DATA TO USE –
###

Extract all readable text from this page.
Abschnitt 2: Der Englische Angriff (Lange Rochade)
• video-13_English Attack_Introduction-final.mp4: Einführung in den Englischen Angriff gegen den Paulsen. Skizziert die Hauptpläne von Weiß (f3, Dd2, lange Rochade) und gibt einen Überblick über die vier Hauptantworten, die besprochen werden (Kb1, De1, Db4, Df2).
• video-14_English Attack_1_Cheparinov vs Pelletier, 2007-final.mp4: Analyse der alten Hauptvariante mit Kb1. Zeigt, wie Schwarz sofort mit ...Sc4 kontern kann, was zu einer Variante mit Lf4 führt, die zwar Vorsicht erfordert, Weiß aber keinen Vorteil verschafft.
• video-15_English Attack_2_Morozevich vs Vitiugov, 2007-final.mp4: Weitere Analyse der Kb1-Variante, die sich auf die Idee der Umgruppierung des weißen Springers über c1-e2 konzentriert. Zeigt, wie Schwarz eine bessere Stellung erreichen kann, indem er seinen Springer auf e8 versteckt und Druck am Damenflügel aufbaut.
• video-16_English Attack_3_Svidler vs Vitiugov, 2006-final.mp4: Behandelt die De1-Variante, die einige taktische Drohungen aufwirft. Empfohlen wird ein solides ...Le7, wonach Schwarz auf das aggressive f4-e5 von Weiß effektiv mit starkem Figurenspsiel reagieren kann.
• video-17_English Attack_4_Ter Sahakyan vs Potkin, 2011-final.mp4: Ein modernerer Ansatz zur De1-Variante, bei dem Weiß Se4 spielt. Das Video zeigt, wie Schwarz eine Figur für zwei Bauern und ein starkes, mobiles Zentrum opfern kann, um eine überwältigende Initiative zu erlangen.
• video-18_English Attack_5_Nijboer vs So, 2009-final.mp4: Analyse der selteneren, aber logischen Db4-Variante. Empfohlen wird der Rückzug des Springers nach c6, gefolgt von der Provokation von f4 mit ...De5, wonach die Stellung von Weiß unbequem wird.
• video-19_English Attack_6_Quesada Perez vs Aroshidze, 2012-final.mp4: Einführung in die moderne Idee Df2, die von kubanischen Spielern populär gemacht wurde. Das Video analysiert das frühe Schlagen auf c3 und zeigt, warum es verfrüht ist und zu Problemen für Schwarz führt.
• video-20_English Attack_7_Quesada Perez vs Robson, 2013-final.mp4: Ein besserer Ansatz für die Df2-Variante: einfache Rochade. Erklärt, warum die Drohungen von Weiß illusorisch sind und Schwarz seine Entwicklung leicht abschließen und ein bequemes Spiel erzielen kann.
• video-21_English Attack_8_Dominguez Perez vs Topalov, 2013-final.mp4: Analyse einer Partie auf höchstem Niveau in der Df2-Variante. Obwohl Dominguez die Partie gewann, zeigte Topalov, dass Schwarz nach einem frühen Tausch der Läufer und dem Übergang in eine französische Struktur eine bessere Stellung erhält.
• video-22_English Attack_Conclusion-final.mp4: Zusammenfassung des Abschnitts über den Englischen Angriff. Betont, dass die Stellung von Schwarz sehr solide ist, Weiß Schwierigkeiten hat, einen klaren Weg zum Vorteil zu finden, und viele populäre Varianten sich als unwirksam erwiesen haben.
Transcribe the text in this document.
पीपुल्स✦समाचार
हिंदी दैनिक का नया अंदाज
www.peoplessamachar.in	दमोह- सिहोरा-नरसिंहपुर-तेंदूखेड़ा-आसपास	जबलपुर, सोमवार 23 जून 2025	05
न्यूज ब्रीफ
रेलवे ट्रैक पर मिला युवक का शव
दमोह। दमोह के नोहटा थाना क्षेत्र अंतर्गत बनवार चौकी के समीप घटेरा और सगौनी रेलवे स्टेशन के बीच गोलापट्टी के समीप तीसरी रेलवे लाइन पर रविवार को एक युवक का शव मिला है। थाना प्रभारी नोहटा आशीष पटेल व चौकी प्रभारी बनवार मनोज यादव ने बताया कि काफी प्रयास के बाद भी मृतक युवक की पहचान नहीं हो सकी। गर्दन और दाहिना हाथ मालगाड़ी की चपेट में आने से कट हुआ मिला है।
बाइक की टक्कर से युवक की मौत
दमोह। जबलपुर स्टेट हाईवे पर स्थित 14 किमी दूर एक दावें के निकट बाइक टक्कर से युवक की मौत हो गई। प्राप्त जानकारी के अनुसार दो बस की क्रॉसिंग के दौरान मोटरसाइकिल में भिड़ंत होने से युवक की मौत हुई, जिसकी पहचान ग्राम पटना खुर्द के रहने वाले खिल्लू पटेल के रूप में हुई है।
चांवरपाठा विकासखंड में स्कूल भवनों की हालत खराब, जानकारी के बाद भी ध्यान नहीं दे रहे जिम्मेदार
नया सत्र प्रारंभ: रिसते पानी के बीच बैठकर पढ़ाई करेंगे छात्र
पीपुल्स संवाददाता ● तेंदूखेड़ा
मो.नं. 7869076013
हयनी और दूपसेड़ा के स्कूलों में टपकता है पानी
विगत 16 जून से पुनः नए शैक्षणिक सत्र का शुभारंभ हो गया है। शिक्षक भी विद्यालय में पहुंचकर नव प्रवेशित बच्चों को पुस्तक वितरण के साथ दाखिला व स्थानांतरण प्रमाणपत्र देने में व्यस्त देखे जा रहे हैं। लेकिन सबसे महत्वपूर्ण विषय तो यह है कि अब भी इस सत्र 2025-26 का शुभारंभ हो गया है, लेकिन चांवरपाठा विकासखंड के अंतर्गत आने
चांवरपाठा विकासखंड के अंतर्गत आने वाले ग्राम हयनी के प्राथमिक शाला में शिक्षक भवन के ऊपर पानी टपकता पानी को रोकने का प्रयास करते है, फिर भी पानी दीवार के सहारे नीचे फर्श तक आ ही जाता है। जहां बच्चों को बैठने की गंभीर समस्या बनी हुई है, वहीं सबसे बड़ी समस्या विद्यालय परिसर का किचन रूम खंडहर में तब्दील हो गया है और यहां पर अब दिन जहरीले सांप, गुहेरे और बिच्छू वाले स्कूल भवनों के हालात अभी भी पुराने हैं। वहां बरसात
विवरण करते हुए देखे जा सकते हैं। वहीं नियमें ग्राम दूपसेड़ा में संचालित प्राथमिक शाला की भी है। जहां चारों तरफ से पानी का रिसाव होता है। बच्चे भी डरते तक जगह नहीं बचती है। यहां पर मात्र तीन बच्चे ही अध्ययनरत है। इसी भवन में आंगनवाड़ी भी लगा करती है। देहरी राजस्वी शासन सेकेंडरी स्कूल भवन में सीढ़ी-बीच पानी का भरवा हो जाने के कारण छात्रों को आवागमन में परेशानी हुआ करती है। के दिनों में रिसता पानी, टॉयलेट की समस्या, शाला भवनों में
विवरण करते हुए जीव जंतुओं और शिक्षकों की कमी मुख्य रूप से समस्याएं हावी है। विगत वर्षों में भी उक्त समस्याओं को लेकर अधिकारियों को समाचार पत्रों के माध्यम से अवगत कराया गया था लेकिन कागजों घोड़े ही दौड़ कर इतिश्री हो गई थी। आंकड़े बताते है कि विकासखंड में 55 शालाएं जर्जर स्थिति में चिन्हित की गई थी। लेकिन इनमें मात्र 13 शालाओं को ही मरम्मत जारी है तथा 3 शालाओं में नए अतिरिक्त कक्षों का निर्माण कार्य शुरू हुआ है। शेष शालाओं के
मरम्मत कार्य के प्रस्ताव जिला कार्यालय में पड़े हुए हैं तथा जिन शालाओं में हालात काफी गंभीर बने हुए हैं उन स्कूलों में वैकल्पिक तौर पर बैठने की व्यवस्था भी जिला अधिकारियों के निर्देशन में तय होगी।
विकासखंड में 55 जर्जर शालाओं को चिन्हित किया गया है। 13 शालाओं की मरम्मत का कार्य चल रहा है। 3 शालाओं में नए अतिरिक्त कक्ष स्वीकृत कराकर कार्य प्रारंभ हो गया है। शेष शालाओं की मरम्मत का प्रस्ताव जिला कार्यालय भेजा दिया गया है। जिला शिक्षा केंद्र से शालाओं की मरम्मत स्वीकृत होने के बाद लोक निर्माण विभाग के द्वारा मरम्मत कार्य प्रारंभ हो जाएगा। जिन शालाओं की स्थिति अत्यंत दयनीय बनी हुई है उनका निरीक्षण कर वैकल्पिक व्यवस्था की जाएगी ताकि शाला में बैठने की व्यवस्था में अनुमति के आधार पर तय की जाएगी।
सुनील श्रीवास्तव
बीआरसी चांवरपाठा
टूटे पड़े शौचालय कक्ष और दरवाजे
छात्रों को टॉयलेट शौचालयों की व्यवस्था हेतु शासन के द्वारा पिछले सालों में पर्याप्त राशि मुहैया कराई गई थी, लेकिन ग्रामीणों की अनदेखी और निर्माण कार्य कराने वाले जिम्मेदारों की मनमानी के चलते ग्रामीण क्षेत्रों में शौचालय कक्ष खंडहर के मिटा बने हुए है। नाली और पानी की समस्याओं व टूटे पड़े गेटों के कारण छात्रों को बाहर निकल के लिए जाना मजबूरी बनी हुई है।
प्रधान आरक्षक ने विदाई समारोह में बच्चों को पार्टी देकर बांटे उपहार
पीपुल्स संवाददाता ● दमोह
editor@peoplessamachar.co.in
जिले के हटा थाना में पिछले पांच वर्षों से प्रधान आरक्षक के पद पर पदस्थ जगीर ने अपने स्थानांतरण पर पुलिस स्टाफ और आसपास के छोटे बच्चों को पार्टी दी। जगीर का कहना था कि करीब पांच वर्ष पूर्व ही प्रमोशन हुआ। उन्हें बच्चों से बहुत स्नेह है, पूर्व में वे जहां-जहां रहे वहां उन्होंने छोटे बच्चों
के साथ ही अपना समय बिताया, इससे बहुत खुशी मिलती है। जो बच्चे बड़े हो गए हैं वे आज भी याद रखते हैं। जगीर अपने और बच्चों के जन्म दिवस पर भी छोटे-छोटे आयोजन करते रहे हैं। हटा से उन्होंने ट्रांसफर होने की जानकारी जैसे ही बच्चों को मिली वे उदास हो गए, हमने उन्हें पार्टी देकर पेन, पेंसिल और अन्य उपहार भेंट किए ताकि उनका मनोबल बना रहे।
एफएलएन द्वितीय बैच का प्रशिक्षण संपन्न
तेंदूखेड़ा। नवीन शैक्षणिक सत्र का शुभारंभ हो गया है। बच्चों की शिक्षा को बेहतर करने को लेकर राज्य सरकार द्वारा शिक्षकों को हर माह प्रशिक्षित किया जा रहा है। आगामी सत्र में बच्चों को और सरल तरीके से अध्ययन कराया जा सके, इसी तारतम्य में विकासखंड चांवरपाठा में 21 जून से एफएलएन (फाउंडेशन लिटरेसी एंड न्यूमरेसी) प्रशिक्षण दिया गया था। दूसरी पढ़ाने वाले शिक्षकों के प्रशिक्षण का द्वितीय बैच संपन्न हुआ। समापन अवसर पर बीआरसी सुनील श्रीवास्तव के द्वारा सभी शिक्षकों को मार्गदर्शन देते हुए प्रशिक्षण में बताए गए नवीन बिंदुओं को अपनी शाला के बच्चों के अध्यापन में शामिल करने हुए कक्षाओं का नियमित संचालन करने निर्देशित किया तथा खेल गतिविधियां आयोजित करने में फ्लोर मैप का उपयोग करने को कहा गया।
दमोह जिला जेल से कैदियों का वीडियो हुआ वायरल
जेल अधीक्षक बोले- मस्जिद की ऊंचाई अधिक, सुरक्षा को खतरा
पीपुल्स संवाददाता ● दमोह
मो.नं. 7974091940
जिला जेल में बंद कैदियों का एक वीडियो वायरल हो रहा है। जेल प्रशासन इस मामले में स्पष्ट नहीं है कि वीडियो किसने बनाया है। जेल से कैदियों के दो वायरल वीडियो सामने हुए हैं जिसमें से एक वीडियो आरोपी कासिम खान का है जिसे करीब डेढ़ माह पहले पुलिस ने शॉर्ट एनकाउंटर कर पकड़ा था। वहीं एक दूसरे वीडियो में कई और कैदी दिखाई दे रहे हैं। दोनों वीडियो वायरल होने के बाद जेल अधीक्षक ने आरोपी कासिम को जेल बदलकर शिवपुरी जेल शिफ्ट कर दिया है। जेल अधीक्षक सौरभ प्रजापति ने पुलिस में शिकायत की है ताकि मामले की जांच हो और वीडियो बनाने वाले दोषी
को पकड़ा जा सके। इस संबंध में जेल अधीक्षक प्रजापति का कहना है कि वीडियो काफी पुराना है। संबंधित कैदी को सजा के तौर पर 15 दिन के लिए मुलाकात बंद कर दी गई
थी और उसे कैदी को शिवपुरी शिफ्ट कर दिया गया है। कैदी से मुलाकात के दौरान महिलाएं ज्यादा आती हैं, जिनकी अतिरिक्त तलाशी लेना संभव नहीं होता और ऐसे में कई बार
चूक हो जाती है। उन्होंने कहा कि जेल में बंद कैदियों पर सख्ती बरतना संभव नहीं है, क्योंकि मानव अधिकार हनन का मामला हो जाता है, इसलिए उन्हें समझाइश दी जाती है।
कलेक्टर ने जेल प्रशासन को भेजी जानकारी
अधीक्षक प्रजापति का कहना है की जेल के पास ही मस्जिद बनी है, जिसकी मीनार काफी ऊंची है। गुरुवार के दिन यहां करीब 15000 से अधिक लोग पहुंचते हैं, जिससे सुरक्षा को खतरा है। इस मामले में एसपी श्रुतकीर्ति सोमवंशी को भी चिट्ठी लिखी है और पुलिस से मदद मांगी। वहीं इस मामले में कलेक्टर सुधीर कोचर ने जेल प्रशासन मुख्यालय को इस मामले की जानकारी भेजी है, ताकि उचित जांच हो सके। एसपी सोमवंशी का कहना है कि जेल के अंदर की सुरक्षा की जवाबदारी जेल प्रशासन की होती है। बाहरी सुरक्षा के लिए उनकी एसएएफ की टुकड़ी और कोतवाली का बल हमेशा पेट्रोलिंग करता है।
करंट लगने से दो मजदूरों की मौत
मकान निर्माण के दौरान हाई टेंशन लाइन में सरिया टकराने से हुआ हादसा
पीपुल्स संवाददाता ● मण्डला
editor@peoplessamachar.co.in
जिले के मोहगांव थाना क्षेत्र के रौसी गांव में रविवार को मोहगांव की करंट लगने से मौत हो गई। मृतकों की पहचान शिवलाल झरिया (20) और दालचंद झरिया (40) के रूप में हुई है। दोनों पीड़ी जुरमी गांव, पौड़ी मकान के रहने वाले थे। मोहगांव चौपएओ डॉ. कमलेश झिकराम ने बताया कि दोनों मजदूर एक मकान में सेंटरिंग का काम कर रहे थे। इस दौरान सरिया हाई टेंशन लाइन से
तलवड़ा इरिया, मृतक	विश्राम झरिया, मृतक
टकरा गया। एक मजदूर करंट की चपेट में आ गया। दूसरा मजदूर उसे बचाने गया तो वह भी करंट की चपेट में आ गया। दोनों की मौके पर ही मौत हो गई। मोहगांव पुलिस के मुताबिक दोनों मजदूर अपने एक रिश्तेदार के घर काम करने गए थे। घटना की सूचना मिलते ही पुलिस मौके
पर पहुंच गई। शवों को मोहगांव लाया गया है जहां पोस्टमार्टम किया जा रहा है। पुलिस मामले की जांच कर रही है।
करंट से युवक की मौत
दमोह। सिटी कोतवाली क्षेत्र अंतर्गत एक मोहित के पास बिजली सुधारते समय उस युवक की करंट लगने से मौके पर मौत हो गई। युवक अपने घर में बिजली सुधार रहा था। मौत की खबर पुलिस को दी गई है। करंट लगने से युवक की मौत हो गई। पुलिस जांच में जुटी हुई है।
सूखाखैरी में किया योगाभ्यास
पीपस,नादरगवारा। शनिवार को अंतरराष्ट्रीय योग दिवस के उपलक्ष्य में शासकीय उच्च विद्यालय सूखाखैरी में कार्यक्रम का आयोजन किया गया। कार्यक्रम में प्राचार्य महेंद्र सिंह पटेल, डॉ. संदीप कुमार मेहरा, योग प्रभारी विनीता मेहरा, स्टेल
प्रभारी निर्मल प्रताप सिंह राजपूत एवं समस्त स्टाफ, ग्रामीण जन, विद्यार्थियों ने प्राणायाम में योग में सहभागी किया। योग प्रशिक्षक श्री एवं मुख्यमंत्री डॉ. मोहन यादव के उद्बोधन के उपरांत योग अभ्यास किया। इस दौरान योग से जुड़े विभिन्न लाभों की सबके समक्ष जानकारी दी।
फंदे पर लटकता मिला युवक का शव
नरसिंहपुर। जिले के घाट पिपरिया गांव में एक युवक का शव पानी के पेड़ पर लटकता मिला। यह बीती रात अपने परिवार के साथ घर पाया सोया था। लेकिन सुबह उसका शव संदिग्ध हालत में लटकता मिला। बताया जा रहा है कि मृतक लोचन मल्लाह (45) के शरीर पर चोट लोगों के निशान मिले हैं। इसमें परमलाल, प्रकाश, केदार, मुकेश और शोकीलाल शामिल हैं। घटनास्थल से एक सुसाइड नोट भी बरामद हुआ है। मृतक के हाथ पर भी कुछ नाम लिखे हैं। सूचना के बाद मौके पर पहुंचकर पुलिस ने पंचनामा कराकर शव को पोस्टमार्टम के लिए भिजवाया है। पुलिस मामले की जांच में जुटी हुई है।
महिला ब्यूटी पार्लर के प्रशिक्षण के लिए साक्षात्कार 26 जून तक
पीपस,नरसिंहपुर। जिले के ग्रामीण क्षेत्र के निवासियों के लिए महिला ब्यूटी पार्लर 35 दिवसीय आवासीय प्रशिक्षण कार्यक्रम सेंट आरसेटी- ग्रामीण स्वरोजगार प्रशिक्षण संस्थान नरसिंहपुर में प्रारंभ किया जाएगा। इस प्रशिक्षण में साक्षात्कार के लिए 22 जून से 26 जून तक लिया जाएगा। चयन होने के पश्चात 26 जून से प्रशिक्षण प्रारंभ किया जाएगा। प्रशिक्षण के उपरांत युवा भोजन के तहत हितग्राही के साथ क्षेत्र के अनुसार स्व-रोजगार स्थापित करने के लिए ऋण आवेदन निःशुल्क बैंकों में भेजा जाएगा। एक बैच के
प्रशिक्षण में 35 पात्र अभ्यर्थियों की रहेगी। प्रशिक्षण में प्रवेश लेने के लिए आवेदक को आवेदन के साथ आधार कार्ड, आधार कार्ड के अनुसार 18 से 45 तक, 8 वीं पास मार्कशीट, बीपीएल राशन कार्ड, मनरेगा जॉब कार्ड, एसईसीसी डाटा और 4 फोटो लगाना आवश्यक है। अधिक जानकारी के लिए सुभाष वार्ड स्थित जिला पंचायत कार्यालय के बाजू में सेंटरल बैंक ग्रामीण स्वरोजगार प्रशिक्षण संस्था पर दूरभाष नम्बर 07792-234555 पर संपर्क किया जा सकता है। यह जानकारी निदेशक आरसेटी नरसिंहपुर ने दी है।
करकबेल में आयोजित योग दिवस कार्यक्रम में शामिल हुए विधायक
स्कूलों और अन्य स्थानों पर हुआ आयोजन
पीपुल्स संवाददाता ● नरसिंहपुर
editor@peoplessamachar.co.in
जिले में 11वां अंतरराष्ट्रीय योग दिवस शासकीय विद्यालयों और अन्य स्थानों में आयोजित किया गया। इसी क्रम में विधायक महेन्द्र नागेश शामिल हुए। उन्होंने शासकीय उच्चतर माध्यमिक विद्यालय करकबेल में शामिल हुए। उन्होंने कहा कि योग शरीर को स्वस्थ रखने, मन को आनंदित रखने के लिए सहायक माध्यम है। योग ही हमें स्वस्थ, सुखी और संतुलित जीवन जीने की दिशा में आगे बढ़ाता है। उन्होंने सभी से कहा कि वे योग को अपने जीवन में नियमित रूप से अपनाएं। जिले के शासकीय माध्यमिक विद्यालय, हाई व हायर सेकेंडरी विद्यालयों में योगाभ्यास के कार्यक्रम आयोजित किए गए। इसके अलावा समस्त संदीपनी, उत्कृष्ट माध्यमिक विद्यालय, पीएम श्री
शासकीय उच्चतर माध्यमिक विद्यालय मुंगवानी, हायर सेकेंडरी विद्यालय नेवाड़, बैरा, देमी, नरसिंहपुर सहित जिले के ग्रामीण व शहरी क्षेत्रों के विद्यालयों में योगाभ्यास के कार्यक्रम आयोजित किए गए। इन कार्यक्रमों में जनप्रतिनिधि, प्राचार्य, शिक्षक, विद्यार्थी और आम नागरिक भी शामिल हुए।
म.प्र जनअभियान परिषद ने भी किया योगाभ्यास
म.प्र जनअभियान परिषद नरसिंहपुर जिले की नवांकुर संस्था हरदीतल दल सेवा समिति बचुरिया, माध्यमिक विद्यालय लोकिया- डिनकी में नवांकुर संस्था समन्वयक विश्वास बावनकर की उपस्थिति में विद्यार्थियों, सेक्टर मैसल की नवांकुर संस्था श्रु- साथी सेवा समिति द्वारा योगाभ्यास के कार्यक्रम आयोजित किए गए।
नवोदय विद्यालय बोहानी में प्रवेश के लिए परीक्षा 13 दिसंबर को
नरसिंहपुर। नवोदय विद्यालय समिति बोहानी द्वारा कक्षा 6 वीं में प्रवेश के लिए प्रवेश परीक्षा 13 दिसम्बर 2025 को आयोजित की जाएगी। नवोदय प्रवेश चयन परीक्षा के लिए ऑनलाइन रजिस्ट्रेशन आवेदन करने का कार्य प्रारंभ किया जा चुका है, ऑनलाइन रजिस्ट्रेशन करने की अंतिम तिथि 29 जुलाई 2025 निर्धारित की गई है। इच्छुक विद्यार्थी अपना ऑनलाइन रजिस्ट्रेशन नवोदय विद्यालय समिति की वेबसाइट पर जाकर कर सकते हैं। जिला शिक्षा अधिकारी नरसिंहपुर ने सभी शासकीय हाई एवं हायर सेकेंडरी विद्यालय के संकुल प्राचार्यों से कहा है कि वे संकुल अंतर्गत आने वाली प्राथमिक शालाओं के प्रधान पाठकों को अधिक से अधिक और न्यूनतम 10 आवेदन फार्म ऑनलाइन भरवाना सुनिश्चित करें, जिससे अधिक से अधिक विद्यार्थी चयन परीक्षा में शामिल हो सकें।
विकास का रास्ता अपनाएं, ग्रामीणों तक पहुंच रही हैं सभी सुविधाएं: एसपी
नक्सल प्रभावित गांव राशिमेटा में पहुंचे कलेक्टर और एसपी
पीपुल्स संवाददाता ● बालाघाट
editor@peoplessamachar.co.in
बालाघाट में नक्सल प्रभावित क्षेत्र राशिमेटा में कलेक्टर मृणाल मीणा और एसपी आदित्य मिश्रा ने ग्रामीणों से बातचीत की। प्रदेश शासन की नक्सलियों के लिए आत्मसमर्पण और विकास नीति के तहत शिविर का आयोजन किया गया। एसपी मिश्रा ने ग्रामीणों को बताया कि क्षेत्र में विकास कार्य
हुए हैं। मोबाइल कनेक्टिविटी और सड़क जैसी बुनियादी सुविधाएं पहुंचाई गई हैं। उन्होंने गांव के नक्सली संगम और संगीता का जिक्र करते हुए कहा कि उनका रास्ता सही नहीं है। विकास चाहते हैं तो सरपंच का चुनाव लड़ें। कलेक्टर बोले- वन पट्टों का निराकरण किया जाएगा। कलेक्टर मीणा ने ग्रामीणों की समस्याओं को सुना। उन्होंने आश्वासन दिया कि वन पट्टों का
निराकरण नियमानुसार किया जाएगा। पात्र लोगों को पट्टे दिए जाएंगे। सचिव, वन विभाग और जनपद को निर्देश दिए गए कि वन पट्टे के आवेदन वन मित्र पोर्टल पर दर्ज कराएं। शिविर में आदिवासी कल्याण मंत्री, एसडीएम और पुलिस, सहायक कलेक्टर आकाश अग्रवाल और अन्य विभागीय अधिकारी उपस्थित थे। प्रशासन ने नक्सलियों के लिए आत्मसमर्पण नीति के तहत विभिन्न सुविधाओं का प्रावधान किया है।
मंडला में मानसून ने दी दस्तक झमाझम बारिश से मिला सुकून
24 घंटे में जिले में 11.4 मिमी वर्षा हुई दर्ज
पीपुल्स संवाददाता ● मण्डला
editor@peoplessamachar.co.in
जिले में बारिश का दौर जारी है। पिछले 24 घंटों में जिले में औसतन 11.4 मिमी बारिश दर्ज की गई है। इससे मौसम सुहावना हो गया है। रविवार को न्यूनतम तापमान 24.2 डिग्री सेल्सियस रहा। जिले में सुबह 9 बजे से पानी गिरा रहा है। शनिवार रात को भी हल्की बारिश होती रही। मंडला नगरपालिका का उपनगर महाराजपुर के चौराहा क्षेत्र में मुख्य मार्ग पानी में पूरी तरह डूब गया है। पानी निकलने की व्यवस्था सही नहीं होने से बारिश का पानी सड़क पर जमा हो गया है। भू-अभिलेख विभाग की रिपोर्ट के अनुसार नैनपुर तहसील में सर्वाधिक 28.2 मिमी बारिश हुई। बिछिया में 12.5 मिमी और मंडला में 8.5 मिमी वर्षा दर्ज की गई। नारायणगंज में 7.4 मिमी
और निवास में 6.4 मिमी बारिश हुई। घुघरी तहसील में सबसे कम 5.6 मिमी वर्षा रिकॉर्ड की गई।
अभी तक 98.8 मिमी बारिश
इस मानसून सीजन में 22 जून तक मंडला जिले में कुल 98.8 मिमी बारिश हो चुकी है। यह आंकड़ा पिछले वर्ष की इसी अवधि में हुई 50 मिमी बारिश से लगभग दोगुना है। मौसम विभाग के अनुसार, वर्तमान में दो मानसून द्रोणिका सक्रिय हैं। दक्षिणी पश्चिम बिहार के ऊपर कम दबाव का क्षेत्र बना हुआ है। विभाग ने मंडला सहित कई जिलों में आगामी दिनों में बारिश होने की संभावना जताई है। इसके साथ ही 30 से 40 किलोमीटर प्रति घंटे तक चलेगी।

###

STATED PROBLEM – Identify the lines that hold the word "text". Copy every one of them.

COMPLETED TASK –
Extract all readable text from this page.
Transcribe the text in this document.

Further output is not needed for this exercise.